To be done » Without changing a character, return the entries, but not the images they hold.

******************************

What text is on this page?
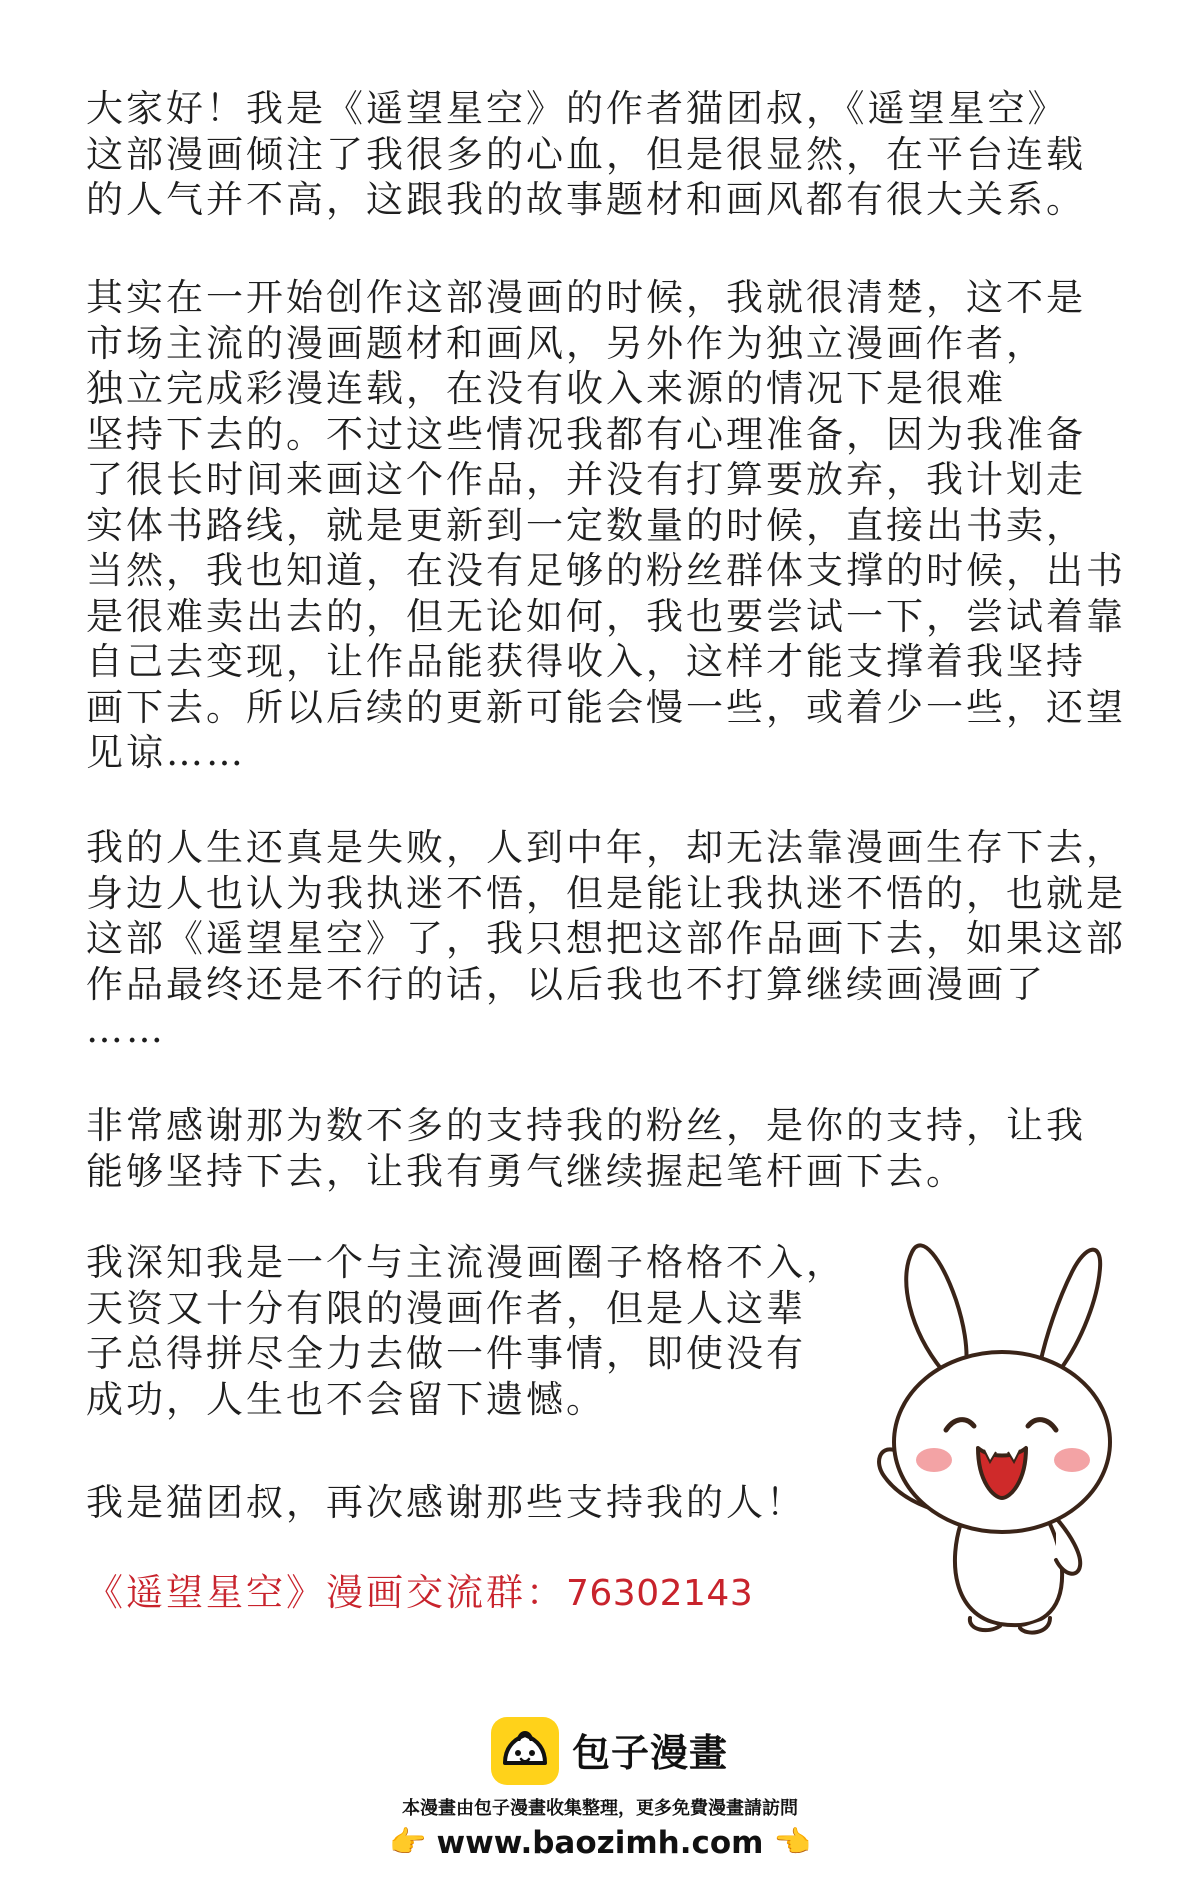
大家好！我是《遥望星空》的作者猫团叔，《遥望星空》
这部漫画倾注了我很多的心血，但是很显然，在平台连载
的人气并不高，这跟我的故事题材和画风都有很大关系。
其实在一开始创作这部漫画的时候，我就很清楚，这不是
市场主流的漫画题材和画风，另外作为独立漫画作者，
独立完成彩漫连载，在没有收入来源的情况下是很难
坚持下去的。不过这些情况我都有心理准备，因为我准备
了很长时间来画这个作品，并没有打算要放弃，我计划走
实体书路线，就是更新到一定数量的时候，直接出书卖，
当然，我也知道，在没有足够的粉丝群体支撑的时候，出书
是很难卖出去的，但无论如何，我也要尝试一下，尝试着靠
自己去变现，让作品能获得收入，这样才能支撑着我坚持
画下去。所以后续的更新可能会慢一些，或着少一些，还望
见谅……
我的人生还真是失败，人到中年，却无法靠漫画生存下去，
身边人也认为我执迷不悟，但是能让我执迷不悟的，也就是
这部《遥望星空》了，我只想把这部作品画下去，如果这部
作品最终还是不行的话，以后我也不打算继续画漫画了
……
非常感谢那为数不多的支持我的粉丝，是你的支持，让我
能够坚持下去，让我有勇气继续握起笔杆画下去。
我深知我是一个与主流漫画圈子格格不入，
天资又十分有限的漫画作者，但是人这辈
子总得拼尽全力去做一件事情，即使没有
成功，人生也不会留下遗憾。
我是猫团叔，再次感谢那些支持我的人！
《遥望星空》漫画交流群：76302143
包子漫畫
本漫畫由包子漫畫收集整理，更多免費漫畫請訪問
👉 www.baozimh.com 👈
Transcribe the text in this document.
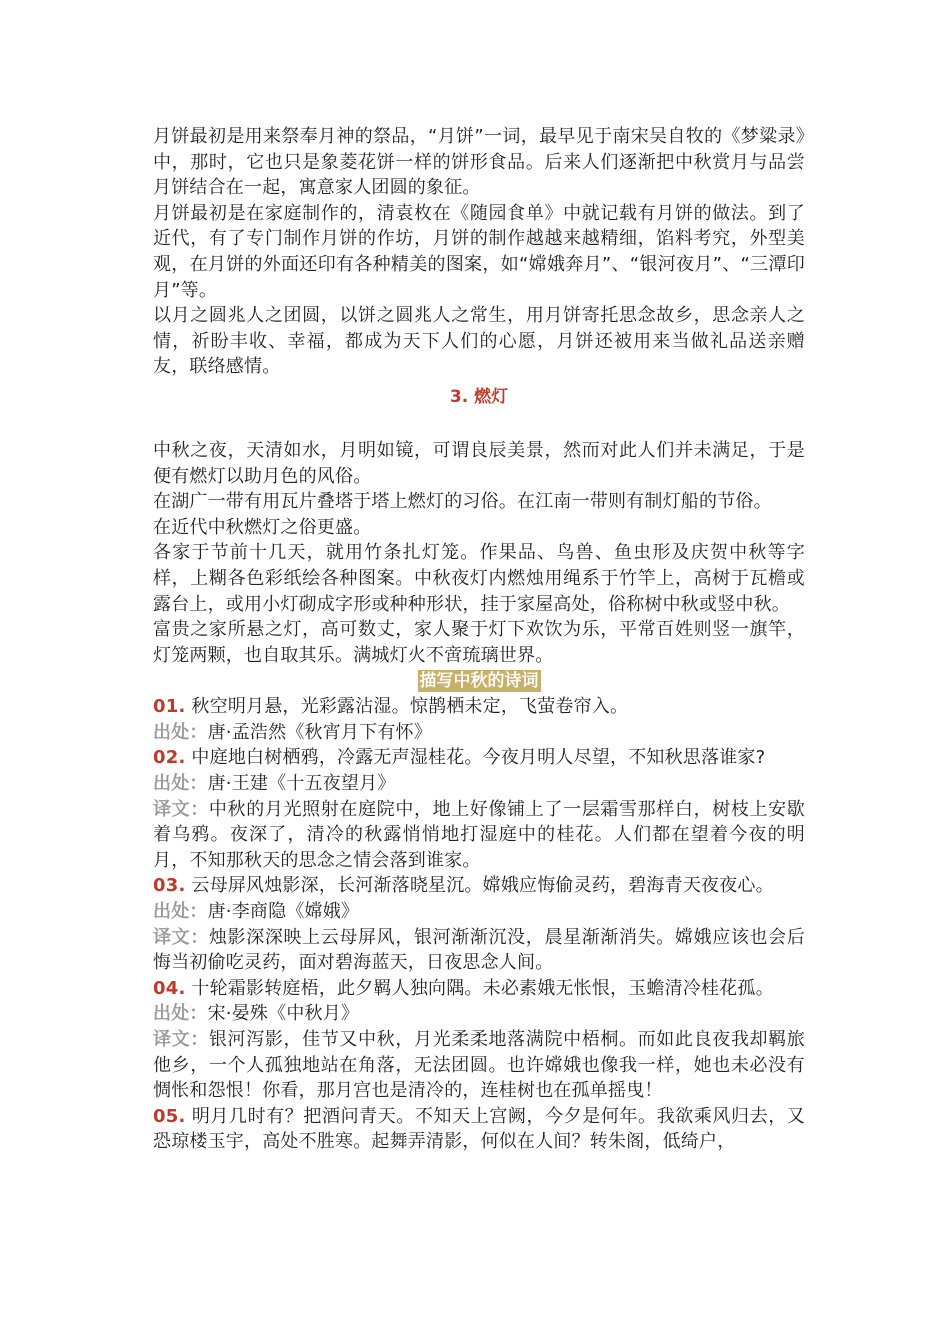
月饼最初是用来祭奉月神的祭品，“月饼”一词，最早见于南宋吴自牧的《梦粱录》中，那时，它也只是象菱花饼一样的饼形食品。后来人们逐渐把中秋赏月与品尝月饼结合在一起，寓意家人团圆的象征。

月饼最初是在家庭制作的，清袁枚在《随园食单》中就记载有月饼的做法。到了近代，有了专门制作月饼的作坊，月饼的制作越越来越精细，馅料考究，外型美观，在月饼的外面还印有各种精美的图案，如“嫦娥奔月”、“银河夜月”、“三潭印月”等。

以月之圆兆人之团圆，以饼之圆兆人之常生，用月饼寄托思念故乡，思念亲人之情，祈盼丰收、幸福，都成为天下人们的心愿，月饼还被用来当做礼品送亲赠友，联络感情。

3. 燃灯

中秋之夜，天清如水，月明如镜，可谓良辰美景，然而对此人们并未满足，于是便有燃灯以助月色的风俗。

在湖广一带有用瓦片叠塔于塔上燃灯的习俗。在江南一带则有制灯船的节俗。

在近代中秋燃灯之俗更盛。

各家于节前十几天，就用竹条扎灯笼。作果品、鸟兽、鱼虫形及庆贺中秋等字样，上糊各色彩纸绘各种图案。中秋夜灯内燃烛用绳系于竹竿上，高树于瓦檐或露台上，或用小灯砌成字形或种种形状，挂于家屋高处，俗称树中秋或竖中秋。

富贵之家所悬之灯，高可数丈，家人聚于灯下欢饮为乐，平常百姓则竖一旗竿，灯笼两颗，也自取其乐。满城灯火不啻琉璃世界。

描写中秋的诗词

01. 秋空明月悬，光彩露沾湿。惊鹊栖未定，飞萤卷帘入。

出处：唐·孟浩然《秋宵月下有怀》

02. 中庭地白树栖鸦，冷露无声湿桂花。今夜月明人尽望，不知秋思落谁家?

出处：唐·王建《十五夜望月》

译文：中秋的月光照射在庭院中，地上好像铺上了一层霜雪那样白，树枝上安歇着乌鸦。夜深了，清冷的秋露悄悄地打湿庭中的桂花。人们都在望着今夜的明月，不知那秋天的思念之情会落到谁家。

03. 云母屏风烛影深，长河渐落晓星沉。嫦娥应悔偷灵药，碧海青天夜夜心。

出处：唐·李商隐《嫦娥》

译文：烛影深深映上云母屏风，银河渐渐沉没，晨星渐渐消失。嫦娥应该也会后悔当初偷吃灵药，面对碧海蓝天，日夜思念人间。

04. 十轮霜影转庭梧，此夕羁人独向隅。未必素娥无怅恨，玉蟾清冷桂花孤。

出处：宋·晏殊《中秋月》

译文：银河泻影，佳节又中秋，月光柔柔地落满院中梧桐。而如此良夜我却羁旅他乡，一个人孤独地站在角落，无法团圆。也许嫦娥也像我一样，她也未必没有惆怅和怨恨！你看，那月宫也是清冷的，连桂树也在孤单摇曳！

05. 明月几时有？把酒问青天。不知天上宫阙，今夕是何年。我欲乘风归去，又恐琼楼玉宇，高处不胜寒。起舞弄清影，何似在人间？转朱阁，低绮户，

******************************

Solution below »
What text is on this page?
大家好！我是《遥望星空》的作者猫团叔，《遥望星空》
这部漫画倾注了我很多的心血，但是很显然，在平台连载
的人气并不高，这跟我的故事题材和画风都有很大关系。
其实在一开始创作这部漫画的时候，我就很清楚，这不是
市场主流的漫画题材和画风，另外作为独立漫画作者，
独立完成彩漫连载，在没有收入来源的情况下是很难
坚持下去的。不过这些情况我都有心理准备，因为我准备
了很长时间来画这个作品，并没有打算要放弃，我计划走
实体书路线，就是更新到一定数量的时候，直接出书卖，
当然，我也知道，在没有足够的粉丝群体支撑的时候，出书
是很难卖出去的，但无论如何，我也要尝试一下，尝试着靠
自己去变现，让作品能获得收入，这样才能支撑着我坚持
画下去。所以后续的更新可能会慢一些，或着少一些，还望
见谅……
我的人生还真是失败，人到中年，却无法靠漫画生存下去，
身边人也认为我执迷不悟，但是能让我执迷不悟的，也就是
这部《遥望星空》了，我只想把这部作品画下去，如果这部
作品最终还是不行的话，以后我也不打算继续画漫画了
……
非常感谢那为数不多的支持我的粉丝，是你的支持，让我
能够坚持下去，让我有勇气继续握起笔杆画下去。
我深知我是一个与主流漫画圈子格格不入，
天资又十分有限的漫画作者，但是人这辈
子总得拼尽全力去做一件事情，即使没有
成功，人生也不会留下遗憾。
我是猫团叔，再次感谢那些支持我的人！
《遥望星空》漫画交流群：76302143
包子漫畫
本漫畫由包子漫畫收集整理，更多免費漫畫請訪問
👉 www.baozimh.com 👈
Transcribe the text in this document.
月饼最初是用来祭奉月神的祭品，“月饼”一词，最早见于南宋吴自牧的《梦粱录》中，那时，它也只是象菱花饼一样的饼形食品。后来人们逐渐把中秋赏月与品尝月饼结合在一起，寓意家人团圆的象征。

月饼最初是在家庭制作的，清袁枚在《随园食单》中就记载有月饼的做法。到了近代，有了专门制作月饼的作坊，月饼的制作越越来越精细，馅料考究，外型美观，在月饼的外面还印有各种精美的图案，如“嫦娥奔月”、“银河夜月”、“三潭印月”等。

以月之圆兆人之团圆，以饼之圆兆人之常生，用月饼寄托思念故乡，思念亲人之情，祈盼丰收、幸福，都成为天下人们的心愿，月饼还被用来当做礼品送亲赠友，联络感情。

3. 燃灯

中秋之夜，天清如水，月明如镜，可谓良辰美景，然而对此人们并未满足，于是便有燃灯以助月色的风俗。

在湖广一带有用瓦片叠塔于塔上燃灯的习俗。在江南一带则有制灯船的节俗。

在近代中秋燃灯之俗更盛。

各家于节前十几天，就用竹条扎灯笼。作果品、鸟兽、鱼虫形及庆贺中秋等字样，上糊各色彩纸绘各种图案。中秋夜灯内燃烛用绳系于竹竿上，高树于瓦檐或露台上，或用小灯砌成字形或种种形状，挂于家屋高处，俗称树中秋或竖中秋。

富贵之家所悬之灯，高可数丈，家人聚于灯下欢饮为乐，平常百姓则竖一旗竿，灯笼两颗，也自取其乐。满城灯火不啻琉璃世界。

描写中秋的诗词

01. 秋空明月悬，光彩露沾湿。惊鹊栖未定，飞萤卷帘入。

出处：唐·孟浩然《秋宵月下有怀》

02. 中庭地白树栖鸦，冷露无声湿桂花。今夜月明人尽望，不知秋思落谁家?

出处：唐·王建《十五夜望月》

译文：中秋的月光照射在庭院中，地上好像铺上了一层霜雪那样白，树枝上安歇着乌鸦。夜深了，清冷的秋露悄悄地打湿庭中的桂花。人们都在望着今夜的明月，不知那秋天的思念之情会落到谁家。

03. 云母屏风烛影深，长河渐落晓星沉。嫦娥应悔偷灵药，碧海青天夜夜心。

出处：唐·李商隐《嫦娥》

译文：烛影深深映上云母屏风，银河渐渐沉没，晨星渐渐消失。嫦娥应该也会后悔当初偷吃灵药，面对碧海蓝天，日夜思念人间。

04. 十轮霜影转庭梧，此夕羁人独向隅。未必素娥无怅恨，玉蟾清冷桂花孤。

出处：宋·晏殊《中秋月》

译文：银河泻影，佳节又中秋，月光柔柔地落满院中梧桐。而如此良夜我却羁旅他乡，一个人孤独地站在角落，无法团圆。也许嫦娥也像我一样，她也未必没有惆怅和怨恨！你看，那月宫也是清冷的，连桂树也在孤单摇曳！

05. 明月几时有？把酒问青天。不知天上宫阙，今夕是何年。我欲乘风归去，又恐琼楼玉宇，高处不胜寒。起舞弄清影，何似在人间？转朱阁，低绮户，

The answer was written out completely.